Problem: Of the lines in this listing, how many contain the word "grid"? Give the number and nothing else.

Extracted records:

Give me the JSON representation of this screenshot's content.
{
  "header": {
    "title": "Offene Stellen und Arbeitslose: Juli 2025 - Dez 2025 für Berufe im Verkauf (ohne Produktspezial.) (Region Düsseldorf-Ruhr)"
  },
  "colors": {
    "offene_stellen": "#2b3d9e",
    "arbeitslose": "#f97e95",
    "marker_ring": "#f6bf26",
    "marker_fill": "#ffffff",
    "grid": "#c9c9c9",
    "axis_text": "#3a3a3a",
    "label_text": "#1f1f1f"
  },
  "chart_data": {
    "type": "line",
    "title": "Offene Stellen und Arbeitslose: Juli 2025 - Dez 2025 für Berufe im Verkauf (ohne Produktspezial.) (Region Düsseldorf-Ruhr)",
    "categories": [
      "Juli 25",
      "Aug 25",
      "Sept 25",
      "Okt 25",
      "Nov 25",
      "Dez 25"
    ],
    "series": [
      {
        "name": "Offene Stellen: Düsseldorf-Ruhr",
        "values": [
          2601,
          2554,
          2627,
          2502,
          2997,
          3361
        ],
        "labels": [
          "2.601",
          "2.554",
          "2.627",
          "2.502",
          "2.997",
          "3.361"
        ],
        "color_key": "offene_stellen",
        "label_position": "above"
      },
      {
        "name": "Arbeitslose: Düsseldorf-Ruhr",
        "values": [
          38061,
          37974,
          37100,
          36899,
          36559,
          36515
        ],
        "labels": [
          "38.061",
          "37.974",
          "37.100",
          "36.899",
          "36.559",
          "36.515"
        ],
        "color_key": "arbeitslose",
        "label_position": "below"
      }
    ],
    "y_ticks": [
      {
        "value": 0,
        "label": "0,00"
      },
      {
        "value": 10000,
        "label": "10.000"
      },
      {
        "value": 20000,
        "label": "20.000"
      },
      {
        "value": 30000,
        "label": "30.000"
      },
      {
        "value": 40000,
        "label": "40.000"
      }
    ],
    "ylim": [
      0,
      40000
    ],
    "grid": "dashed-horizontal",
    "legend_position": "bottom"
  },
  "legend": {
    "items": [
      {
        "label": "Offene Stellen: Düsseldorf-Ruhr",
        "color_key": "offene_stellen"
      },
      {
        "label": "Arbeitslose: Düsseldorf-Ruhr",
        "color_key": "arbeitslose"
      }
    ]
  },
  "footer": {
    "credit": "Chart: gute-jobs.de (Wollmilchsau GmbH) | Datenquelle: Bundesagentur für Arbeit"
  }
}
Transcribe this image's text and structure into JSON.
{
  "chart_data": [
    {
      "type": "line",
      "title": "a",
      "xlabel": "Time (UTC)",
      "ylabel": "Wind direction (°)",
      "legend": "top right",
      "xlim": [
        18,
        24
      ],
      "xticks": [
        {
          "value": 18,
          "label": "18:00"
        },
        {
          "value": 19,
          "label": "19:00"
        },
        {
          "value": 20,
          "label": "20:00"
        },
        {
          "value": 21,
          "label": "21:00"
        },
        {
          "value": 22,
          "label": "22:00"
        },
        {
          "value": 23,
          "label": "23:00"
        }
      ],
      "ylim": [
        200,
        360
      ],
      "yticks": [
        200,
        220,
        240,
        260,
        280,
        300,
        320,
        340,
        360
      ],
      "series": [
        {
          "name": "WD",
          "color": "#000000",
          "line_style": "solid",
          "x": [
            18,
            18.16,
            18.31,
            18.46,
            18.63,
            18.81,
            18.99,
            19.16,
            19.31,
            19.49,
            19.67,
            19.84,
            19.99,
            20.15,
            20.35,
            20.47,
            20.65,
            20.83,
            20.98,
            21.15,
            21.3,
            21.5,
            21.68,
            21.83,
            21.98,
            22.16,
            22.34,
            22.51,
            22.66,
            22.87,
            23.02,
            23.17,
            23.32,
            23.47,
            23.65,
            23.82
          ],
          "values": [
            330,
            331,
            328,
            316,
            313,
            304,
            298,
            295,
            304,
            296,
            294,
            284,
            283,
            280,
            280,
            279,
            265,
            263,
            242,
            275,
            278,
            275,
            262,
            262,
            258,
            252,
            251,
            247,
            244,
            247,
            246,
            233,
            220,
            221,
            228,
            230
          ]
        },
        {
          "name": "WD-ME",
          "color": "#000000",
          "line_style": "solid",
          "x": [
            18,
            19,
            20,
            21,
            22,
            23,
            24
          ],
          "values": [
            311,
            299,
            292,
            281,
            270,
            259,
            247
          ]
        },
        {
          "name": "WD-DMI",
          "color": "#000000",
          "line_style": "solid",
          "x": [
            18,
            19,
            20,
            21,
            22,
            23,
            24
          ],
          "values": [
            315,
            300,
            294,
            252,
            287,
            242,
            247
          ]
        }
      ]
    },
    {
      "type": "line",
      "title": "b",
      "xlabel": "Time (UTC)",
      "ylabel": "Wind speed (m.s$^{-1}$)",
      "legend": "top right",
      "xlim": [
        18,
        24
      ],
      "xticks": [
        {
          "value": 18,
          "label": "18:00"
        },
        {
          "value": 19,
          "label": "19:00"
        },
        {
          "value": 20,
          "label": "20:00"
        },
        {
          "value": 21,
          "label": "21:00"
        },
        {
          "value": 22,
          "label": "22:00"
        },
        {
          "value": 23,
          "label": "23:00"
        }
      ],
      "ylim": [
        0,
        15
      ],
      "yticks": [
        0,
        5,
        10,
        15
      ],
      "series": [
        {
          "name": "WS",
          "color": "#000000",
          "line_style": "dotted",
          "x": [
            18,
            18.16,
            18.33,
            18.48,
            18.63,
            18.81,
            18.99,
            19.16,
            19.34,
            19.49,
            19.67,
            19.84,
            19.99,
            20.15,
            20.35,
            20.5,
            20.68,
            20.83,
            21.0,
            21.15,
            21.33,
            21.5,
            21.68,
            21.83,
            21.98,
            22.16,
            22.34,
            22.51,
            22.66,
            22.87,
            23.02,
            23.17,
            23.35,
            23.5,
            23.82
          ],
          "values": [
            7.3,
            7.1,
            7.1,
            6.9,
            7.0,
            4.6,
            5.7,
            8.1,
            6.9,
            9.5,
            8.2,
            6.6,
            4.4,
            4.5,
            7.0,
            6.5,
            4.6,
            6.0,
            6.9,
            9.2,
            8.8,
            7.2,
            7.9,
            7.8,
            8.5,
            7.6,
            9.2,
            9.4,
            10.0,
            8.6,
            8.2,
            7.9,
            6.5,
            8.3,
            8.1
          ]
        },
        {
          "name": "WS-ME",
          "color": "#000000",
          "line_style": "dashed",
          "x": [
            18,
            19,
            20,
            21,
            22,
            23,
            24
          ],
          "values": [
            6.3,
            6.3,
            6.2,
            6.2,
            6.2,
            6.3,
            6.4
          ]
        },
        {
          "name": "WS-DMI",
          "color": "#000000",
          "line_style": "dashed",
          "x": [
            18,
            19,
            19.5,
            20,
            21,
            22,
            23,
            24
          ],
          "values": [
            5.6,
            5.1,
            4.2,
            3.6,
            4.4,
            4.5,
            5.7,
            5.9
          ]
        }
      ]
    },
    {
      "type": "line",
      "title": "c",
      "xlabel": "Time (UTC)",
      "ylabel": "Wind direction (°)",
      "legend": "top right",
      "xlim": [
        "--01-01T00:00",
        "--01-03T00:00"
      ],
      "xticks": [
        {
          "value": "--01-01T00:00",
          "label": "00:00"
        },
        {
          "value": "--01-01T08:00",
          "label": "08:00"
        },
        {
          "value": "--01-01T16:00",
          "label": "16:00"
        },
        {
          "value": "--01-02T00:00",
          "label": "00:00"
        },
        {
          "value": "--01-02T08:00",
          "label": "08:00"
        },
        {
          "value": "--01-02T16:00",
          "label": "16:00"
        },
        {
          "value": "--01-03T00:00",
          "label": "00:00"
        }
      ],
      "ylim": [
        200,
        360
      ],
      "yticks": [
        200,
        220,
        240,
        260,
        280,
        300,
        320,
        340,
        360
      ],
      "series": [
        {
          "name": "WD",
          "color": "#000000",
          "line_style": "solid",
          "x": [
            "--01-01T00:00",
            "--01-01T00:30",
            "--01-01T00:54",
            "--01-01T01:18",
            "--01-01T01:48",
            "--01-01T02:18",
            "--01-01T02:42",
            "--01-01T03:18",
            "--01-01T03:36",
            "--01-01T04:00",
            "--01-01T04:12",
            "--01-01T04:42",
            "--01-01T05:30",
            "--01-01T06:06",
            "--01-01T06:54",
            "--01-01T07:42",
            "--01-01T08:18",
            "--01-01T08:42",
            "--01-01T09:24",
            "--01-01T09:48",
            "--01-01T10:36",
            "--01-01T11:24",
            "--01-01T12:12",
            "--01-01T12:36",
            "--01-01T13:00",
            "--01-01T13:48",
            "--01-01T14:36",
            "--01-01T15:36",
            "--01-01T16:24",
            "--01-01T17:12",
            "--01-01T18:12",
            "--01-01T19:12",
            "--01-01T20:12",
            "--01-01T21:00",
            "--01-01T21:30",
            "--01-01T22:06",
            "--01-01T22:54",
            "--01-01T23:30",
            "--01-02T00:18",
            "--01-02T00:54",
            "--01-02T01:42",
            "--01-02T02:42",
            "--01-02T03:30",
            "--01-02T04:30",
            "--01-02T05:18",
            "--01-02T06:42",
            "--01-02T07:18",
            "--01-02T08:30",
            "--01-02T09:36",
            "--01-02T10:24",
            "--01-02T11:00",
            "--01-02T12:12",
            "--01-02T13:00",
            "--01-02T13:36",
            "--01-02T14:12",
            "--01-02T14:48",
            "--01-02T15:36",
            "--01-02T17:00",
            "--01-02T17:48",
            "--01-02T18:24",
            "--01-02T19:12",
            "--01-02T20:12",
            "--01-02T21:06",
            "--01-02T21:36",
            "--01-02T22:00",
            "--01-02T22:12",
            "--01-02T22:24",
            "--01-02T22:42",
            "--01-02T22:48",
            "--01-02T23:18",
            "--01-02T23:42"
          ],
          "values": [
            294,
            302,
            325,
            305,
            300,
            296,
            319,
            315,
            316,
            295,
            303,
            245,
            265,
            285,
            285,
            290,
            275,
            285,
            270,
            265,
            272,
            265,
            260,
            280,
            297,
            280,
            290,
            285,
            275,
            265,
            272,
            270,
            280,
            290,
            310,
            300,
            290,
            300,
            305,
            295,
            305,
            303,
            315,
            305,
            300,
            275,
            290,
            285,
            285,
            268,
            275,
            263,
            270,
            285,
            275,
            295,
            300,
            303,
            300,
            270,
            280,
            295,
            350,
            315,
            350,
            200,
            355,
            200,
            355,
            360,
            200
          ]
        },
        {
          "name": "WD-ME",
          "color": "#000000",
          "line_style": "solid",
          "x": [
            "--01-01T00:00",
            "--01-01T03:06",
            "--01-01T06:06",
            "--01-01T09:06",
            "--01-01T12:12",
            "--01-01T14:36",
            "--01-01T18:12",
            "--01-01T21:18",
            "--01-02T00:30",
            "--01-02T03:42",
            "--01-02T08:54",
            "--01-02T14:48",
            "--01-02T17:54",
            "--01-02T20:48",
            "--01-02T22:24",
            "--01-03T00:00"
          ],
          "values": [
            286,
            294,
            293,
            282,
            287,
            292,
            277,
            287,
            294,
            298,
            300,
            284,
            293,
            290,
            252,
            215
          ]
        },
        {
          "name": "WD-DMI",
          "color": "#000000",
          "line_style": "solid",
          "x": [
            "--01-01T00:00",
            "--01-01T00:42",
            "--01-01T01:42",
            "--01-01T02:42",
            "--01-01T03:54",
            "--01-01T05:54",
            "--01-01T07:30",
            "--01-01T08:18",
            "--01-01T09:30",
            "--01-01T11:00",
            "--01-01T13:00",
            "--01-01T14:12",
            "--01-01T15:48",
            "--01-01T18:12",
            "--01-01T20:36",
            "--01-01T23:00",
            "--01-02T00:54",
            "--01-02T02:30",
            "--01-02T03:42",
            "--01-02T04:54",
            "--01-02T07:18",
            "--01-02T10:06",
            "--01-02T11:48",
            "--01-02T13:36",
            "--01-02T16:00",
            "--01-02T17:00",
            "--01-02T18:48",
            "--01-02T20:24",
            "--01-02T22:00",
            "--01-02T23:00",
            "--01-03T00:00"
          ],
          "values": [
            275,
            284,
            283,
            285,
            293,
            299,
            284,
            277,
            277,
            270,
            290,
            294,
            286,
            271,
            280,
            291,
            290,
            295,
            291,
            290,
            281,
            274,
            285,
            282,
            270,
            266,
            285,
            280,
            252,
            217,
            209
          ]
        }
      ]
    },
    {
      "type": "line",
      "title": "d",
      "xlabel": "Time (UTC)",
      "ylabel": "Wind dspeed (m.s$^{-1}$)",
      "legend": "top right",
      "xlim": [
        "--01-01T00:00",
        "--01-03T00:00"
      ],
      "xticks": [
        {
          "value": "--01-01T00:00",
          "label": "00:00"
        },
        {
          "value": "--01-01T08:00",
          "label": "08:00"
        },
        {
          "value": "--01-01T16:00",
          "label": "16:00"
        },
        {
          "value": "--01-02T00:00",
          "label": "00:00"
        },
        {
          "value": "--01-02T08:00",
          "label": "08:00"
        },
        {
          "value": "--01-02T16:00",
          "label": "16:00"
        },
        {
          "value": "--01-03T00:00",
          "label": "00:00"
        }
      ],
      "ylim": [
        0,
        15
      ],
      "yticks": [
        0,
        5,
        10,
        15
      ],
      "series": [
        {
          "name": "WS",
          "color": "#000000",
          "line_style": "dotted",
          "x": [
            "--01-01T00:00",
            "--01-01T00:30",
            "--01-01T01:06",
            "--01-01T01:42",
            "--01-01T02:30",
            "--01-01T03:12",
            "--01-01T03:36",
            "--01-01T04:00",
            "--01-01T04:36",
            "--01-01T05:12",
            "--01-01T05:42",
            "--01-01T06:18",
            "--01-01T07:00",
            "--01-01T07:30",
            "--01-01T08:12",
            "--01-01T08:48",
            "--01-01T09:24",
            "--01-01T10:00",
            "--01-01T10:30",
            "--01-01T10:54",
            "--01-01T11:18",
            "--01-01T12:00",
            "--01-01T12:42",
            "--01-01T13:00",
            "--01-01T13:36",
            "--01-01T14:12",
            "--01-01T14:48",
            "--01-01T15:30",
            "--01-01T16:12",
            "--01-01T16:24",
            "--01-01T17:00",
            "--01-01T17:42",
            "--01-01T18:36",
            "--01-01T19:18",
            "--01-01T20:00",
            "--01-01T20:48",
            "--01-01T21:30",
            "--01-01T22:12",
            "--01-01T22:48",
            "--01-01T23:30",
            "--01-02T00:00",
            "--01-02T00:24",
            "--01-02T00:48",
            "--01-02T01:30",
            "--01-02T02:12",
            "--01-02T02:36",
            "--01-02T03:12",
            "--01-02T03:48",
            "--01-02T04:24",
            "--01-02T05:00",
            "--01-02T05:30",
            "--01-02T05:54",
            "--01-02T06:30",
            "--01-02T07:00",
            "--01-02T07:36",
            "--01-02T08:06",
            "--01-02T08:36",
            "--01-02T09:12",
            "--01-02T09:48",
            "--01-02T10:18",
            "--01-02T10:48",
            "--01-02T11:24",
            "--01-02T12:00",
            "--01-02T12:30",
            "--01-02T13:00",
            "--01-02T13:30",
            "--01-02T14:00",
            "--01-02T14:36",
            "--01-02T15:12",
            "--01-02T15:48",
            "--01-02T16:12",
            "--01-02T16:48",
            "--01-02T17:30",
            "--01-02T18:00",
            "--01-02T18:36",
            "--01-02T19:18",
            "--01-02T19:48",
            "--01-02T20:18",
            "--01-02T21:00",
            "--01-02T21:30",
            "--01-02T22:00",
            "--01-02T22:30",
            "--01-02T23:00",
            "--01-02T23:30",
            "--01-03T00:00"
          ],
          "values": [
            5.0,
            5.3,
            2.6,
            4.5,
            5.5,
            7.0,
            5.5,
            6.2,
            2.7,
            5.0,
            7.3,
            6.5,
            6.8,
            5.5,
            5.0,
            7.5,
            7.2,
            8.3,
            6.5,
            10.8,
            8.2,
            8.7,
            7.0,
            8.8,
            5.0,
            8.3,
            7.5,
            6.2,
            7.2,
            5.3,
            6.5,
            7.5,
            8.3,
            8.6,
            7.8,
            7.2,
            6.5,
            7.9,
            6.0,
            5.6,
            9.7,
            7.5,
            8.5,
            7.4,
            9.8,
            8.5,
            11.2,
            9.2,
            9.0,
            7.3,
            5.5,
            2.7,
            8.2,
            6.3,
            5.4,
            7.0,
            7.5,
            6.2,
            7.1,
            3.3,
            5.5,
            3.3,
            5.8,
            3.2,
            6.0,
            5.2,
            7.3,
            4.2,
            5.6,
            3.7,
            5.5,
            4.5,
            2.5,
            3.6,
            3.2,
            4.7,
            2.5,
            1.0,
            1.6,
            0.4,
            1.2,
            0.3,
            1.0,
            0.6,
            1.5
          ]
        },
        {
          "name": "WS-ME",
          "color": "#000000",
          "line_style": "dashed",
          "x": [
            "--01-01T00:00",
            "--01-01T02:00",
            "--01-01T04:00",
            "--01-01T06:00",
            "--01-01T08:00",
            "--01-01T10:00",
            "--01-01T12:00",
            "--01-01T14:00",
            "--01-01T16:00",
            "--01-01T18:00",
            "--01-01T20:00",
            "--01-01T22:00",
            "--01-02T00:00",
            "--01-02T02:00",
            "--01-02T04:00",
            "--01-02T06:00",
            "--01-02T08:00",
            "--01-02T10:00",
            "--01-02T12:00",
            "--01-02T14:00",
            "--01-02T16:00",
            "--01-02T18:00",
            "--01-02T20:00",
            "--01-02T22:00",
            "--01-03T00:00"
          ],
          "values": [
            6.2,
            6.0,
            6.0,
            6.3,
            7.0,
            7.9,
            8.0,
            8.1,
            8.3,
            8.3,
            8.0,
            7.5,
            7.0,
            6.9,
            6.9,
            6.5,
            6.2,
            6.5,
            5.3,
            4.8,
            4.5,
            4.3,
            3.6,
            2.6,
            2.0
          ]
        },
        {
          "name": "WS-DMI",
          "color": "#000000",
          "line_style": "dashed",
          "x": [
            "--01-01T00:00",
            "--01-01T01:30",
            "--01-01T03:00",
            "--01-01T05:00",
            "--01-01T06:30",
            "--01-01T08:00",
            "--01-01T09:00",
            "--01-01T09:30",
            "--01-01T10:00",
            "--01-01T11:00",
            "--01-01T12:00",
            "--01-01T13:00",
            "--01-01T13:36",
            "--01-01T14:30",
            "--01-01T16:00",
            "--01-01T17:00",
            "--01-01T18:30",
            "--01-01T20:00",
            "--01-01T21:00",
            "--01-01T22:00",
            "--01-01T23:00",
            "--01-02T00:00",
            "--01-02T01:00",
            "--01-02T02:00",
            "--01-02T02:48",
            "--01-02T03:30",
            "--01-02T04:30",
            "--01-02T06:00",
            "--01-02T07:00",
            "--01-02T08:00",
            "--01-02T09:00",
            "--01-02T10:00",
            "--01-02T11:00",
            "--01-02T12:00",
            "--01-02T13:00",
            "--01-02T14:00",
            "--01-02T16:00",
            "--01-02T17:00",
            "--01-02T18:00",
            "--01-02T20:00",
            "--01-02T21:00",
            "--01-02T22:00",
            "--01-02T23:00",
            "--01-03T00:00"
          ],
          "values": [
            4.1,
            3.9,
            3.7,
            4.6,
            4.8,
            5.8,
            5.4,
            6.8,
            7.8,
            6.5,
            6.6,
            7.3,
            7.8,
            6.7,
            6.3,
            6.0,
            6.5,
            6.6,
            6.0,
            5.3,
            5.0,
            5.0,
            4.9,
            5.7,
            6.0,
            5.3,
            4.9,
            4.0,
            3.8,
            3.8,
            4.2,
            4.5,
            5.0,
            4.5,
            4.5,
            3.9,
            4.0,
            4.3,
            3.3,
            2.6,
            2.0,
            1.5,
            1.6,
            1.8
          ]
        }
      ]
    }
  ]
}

Task output: 2